[TEXTO EXTRAÍDO]
*-*-*

É nesse contexto de tecnologia multimídia que se inserem duas grandes maldades em forma digital: a divulgação de fotos dos corpos do acidente que matou o ex-jogador Fernandão e a “denúncia” de que o padre César Garcia estaria celebrando um casamento gay.
Este segundo caso chegou à Cúria Metropolitana, provavelmente por alguém que tenha visto as fotos no Facebook ou algo assim, e o arcebispo achou por bem punir preventivamente o padre. Um fato que, quando apurado de fato, pela via da verdade, deve certamente provar que não houve nada do que a fofoca que chegou aos ouvidos de dom Washington Cruz. Ironicamente, são as próprias fotos que comprovam que não estava ali o “padre” César Garcia, mas o “cidadão”. De toda forma, não fosse a tentação da injúria todo esse desgaste teria sido evitado.

Nesse ponto, é admirável o posicionamento externado pelo papa Francisco: “Quem sou eu para julgar?”, disse ele, ao ser questionamento sobre o que pensaria sobre a afetividade entre duas pessoas homossexuais. Em outras palavras, ele quis dizer ao jornalista que, se cada um cuidar da própria vida e deixar às dos outros em paz, seremos todos mais felizes.
A outra questão é mórbida em si. Hoje os jornais sanguinários, assim como as revistas pornográficas, são artigos em extinção: ora, se tudo isso pode chegar no celular de graça, por que pagar? E é pelas redes sociais, notadamente pelo aplicativo WhatsApp (que tem muita utilidade, é bom ressaltar, tanto que com apenas um ano de aparição no mercado se impôs quase que de forma necessária na população, apelidado de “zap zap”), que se propaga tudo, de bom e de ruim.

*-*-*

[CONJUNTO DE REGISTROS]
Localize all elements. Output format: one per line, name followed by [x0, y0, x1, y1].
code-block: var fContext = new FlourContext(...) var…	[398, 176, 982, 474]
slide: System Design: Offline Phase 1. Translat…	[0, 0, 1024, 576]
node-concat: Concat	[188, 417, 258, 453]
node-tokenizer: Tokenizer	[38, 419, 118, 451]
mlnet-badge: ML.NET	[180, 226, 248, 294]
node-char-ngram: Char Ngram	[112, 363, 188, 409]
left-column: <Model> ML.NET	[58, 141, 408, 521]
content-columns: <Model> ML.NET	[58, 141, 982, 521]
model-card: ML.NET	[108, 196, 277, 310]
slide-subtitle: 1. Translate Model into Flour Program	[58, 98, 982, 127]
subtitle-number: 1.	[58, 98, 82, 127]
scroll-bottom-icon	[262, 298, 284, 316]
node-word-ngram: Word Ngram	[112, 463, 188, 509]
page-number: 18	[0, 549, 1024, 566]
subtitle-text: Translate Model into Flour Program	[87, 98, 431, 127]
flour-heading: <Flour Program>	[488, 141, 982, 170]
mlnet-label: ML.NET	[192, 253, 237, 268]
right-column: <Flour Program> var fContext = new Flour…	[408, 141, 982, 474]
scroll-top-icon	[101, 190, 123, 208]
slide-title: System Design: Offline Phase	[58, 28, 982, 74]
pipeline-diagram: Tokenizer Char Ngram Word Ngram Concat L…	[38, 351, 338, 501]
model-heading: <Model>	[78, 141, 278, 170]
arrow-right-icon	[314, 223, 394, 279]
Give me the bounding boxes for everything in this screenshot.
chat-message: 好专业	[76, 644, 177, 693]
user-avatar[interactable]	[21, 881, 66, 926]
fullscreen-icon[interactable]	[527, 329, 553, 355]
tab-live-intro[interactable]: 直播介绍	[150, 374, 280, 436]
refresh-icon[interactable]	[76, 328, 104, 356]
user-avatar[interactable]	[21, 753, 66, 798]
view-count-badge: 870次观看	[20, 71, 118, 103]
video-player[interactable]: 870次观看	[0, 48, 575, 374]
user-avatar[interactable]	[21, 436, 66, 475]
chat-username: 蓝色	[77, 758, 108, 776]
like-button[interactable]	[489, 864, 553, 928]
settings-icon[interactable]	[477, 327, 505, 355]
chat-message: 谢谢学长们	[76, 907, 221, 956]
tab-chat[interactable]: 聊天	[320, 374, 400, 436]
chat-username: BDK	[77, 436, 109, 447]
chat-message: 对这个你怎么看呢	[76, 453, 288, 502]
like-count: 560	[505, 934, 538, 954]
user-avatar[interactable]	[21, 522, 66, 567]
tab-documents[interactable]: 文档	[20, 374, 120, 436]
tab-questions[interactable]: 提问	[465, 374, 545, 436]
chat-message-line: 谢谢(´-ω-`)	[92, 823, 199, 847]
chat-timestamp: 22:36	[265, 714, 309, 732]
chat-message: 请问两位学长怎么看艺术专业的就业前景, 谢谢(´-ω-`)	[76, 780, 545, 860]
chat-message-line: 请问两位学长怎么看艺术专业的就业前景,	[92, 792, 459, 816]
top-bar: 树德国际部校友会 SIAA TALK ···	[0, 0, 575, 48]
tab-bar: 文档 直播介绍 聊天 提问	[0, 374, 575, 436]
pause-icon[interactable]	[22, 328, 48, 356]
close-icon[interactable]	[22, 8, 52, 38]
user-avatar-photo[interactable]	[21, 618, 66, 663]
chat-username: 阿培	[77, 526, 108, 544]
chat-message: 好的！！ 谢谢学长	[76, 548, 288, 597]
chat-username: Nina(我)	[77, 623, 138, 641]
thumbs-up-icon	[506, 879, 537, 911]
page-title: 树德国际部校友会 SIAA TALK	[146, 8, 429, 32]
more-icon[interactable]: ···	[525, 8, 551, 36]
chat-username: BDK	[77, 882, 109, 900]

*-*-*

[REQUISITO 1]
Copie literalmente do texto extraído o trecho que começa com as palavras "É nesse contexto" e termina com "teria sido evitado.".
[REQUISITO 2]
Prossiga a redação do texto sobre a difusão de fotos e boatos pelas redes sociais a partir do ponto em que ele termina.

[RESPOSTA 1]
É nesse contexto de tecnologia multimídia que se inserem duas grandes maldades em forma digital: a divulgação de fotos dos corpos do acidente que matou o ex-jogador Fernandão e a “denúncia” de que o padre César Garcia estaria celebrando um casamento gay.
Este segundo caso chegou à Cúria Metropolitana, provavelmente por alguém que tenha visto as fotos no Facebook ou algo assim, e o arcebispo achou por bem punir preventivamente o padre. Um fato que, quando apurado de fato, pela via da verdade, deve certamente provar que não houve nada do que a fofoca que chegou aos ouvidos de dom Washington Cruz. Ironicamente, são as próprias fotos que comprovam que não estava ali o “padre” César Garcia, mas o “cidadão”. De toda forma, não fosse a tentação da injúria todo esse desgaste teria sido evitado.

[RESPOSTA 2]
E não há nada que atraia tanto o ser humano como uma boa morbidez. É quase tão irresistível olhar um acidente, ou a exposição de um corpo, como foi para a mulher de Lot se virar para trás e ver Sodoma e Gomorra em chamas. Ocorre que, como ninguém vira estátua de sal, alguns do que veem acham “legal” propagar as imagens, para se tornar popular na rede, para “dar a notícia”. Acham bonito, como achava bonito o que fazia aquela vizinha fofoqueira do bairro.

No meu “zap zap”, pela segunda vez, recebi hoje fotos nada agradáveis do ex-jogador e da cena do acidente com exposição dos corpos. Foram quatro ou cinco, provavelmente divulgadas por alguém que teve contato direto com a cena. Nem é bom pensar que a divulgação das imagens tenha se iniciado por um agente público — haviam vários para isolar a área —, mas essa hipótese não pode ser de forma alguma descartada.
A maldade está em nós. É um fato. Resta-nos saber lidar com ela, domá-la. Para evitar a propagação de coisas malévolas, uma regra de ouro é contar até dez e se perguntar “o que eu faria se isso fosse com meu filho, minha mãe ou alguém da minha família?”.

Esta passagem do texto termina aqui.